[start of DATA FOR THE TASK]
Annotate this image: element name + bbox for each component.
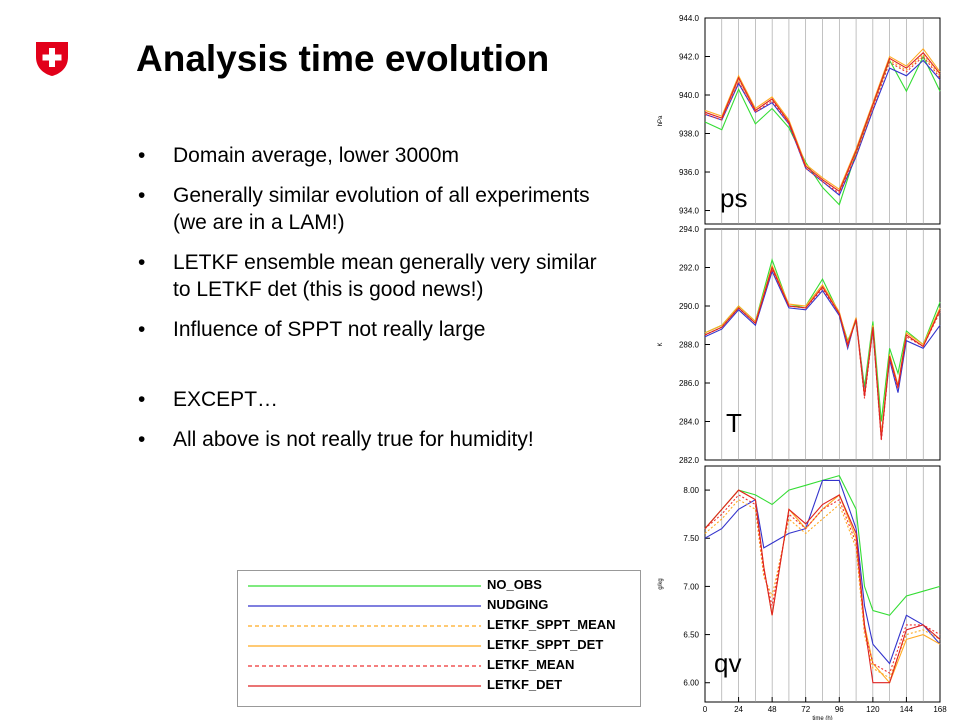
y-tick-label: 286.0 (679, 379, 700, 388)
chart-legend: NO_OBS NUDGING LETKF_SPPT_MEAN LETKF_SPP… (237, 570, 641, 707)
y-tick-label: 934.0 (679, 207, 700, 216)
y-tick-label: 940.0 (679, 91, 700, 100)
y-tick-label: 284.0 (679, 418, 700, 427)
legend-swatches (248, 585, 481, 687)
x-axis-label: time (h) (812, 716, 832, 720)
y-tick-label: 938.0 (679, 130, 700, 139)
x-tick-label: 144 (900, 705, 914, 714)
y-tick-label: 7.00 (683, 582, 699, 591)
panel-tag-ps: ps (720, 183, 748, 213)
series-line (704, 494, 941, 674)
legend-label: NO_OBS (487, 577, 542, 592)
swiss-cross-logo-icon (36, 42, 68, 76)
slide-title: Analysis time evolution (136, 38, 550, 79)
series-line (704, 265, 941, 439)
bullet-item: Domain average, lower 3000m (136, 142, 606, 169)
x-tick-label: 120 (866, 705, 880, 714)
y-tick-label: 936.0 (679, 168, 700, 177)
y-tick-label: 6.50 (683, 631, 699, 640)
y-tick-label: 292.0 (679, 264, 700, 273)
series-line (704, 489, 941, 684)
y-axis-label: g/kg (658, 578, 664, 589)
legend-label: LETKF_DET (487, 677, 563, 692)
chart-panels: 944.0 942.0 940.0 938.0 936.0 934.0 hPa 294.0 29… (648, 8, 948, 722)
series-line (704, 479, 941, 665)
bullet-item: LETKF ensemble mean generally very simil… (136, 249, 606, 303)
y-tick-label: 6.00 (683, 679, 699, 688)
y-axis-label: K (658, 342, 664, 346)
bullet-list: Domain average, lower 3000m Generally si… (136, 142, 606, 466)
panel-tag-qv: qv (714, 648, 742, 678)
y-tick-label: 288.0 (679, 341, 700, 350)
y-tick-label: 7.50 (683, 534, 699, 543)
time-series-charts: 944.0 942.0 940.0 938.0 936.0 934.0 hPa 294.0 29… (658, 14, 947, 722)
x-tick-label: 0 (703, 705, 708, 714)
y-tick-label: 8.00 (683, 486, 699, 495)
series-line (704, 51, 941, 193)
y-tick-label: 294.0 (679, 225, 700, 234)
legend-label: LETKF_SPPT_MEAN (487, 617, 616, 632)
series-line (704, 269, 941, 436)
legend-label: LETKF_MEAN (487, 657, 575, 672)
bullet-item: Influence of SPPT not really large (136, 316, 606, 343)
panel-tag-t: T (726, 408, 742, 438)
series-line (704, 47, 941, 191)
y-tick-label: 282.0 (679, 456, 700, 465)
x-tick-label: 48 (768, 705, 777, 714)
legend-label: LETKF_SPPT_DET (487, 637, 604, 652)
x-tick-label: 72 (801, 705, 810, 714)
y-tick-label: 944.0 (679, 14, 700, 23)
x-tick-label: 96 (835, 705, 844, 714)
bullet-item: Generally similar evolution of all exper… (136, 182, 606, 236)
y-axis-label: hPa (658, 115, 664, 126)
series-line (704, 55, 941, 195)
series-line (704, 55, 941, 206)
bullet-item: EXCEPT… (136, 386, 606, 413)
y-tick-label: 290.0 (679, 302, 700, 311)
x-tick-label: 24 (734, 705, 743, 714)
y-tick-label: 942.0 (679, 53, 700, 62)
x-tick-label: 168 (933, 705, 947, 714)
series-line (704, 267, 941, 441)
legend-label: NUDGING (487, 597, 549, 612)
bullet-item: All above is not really true for humidit… (136, 426, 606, 453)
[end of DATA FOR THE TASK]
■ TASK TO CARRY OUT
Reproduce the item above line for line, without changing a character, and leave out the picture.

■ FULL RESPONSE
Annotate this image: element name + bbox for each component.
y-tick-label: 286.0 (679, 379, 700, 388)
chart-legend: NO_OBS NUDGING LETKF_SPPT_MEAN LETKF_SPP… (237, 570, 641, 707)
y-tick-label: 934.0 (679, 207, 700, 216)
y-tick-label: 940.0 (679, 91, 700, 100)
y-tick-label: 284.0 (679, 418, 700, 427)
legend-swatches (248, 585, 481, 687)
x-axis-label: time (h) (812, 716, 832, 720)
y-tick-label: 938.0 (679, 130, 700, 139)
x-tick-label: 144 (900, 705, 914, 714)
y-tick-label: 7.00 (683, 582, 699, 591)
panel-tag-ps: ps (720, 183, 748, 213)
series-line (704, 494, 941, 674)
legend-label: NO_OBS (487, 577, 542, 592)
swiss-cross-logo-icon (36, 42, 68, 76)
slide-title: Analysis time evolution (136, 38, 550, 79)
series-line (704, 265, 941, 439)
bullet-item: Domain average, lower 3000m (136, 142, 606, 169)
x-tick-label: 120 (866, 705, 880, 714)
y-tick-label: 936.0 (679, 168, 700, 177)
y-tick-label: 6.50 (683, 631, 699, 640)
y-tick-label: 292.0 (679, 264, 700, 273)
series-line (704, 489, 941, 684)
y-axis-label: g/kg (658, 578, 664, 589)
legend-label: LETKF_DET (487, 677, 563, 692)
chart-panels: 944.0 942.0 940.0 938.0 936.0 934.0 hPa 294.0 29… (648, 8, 948, 722)
series-line (704, 479, 941, 665)
bullet-item: LETKF ensemble mean generally very simil… (136, 249, 606, 303)
y-tick-label: 6.00 (683, 679, 699, 688)
y-axis-label: K (658, 342, 664, 346)
bullet-list: Domain average, lower 3000m Generally si… (136, 142, 606, 466)
panel-tag-qv: qv (714, 648, 742, 678)
y-tick-label: 288.0 (679, 341, 700, 350)
y-tick-label: 7.50 (683, 534, 699, 543)
time-series-charts: 944.0 942.0 940.0 938.0 936.0 934.0 hPa 294.0 29… (658, 14, 947, 722)
x-tick-label: 0 (703, 705, 708, 714)
y-tick-label: 8.00 (683, 486, 699, 495)
series-line (704, 51, 941, 193)
y-tick-label: 294.0 (679, 225, 700, 234)
legend-label: LETKF_SPPT_MEAN (487, 617, 616, 632)
series-line (704, 269, 941, 436)
legend-label: LETKF_MEAN (487, 657, 575, 672)
bullet-item: Influence of SPPT not really large (136, 316, 606, 343)
panel-tag-t: T (726, 408, 742, 438)
series-line (704, 47, 941, 191)
y-tick-label: 282.0 (679, 456, 700, 465)
x-tick-label: 48 (768, 705, 777, 714)
legend-label: LETKF_SPPT_DET (487, 637, 604, 652)
x-tick-label: 72 (801, 705, 810, 714)
y-tick-label: 944.0 (679, 14, 700, 23)
x-tick-label: 96 (835, 705, 844, 714)
bullet-item: Generally similar evolution of all exper… (136, 182, 606, 236)
y-axis-label: hPa (658, 115, 664, 126)
series-line (704, 55, 941, 195)
series-line (704, 55, 941, 206)
bullet-item: EXCEPT… (136, 386, 606, 413)
y-tick-label: 290.0 (679, 302, 700, 311)
x-tick-label: 24 (734, 705, 743, 714)
y-tick-label: 942.0 (679, 53, 700, 62)
x-tick-label: 168 (933, 705, 947, 714)
series-line (704, 267, 941, 441)
legend-label: NUDGING (487, 597, 549, 612)
bullet-item: All above is not really true for humidit… (136, 426, 606, 453)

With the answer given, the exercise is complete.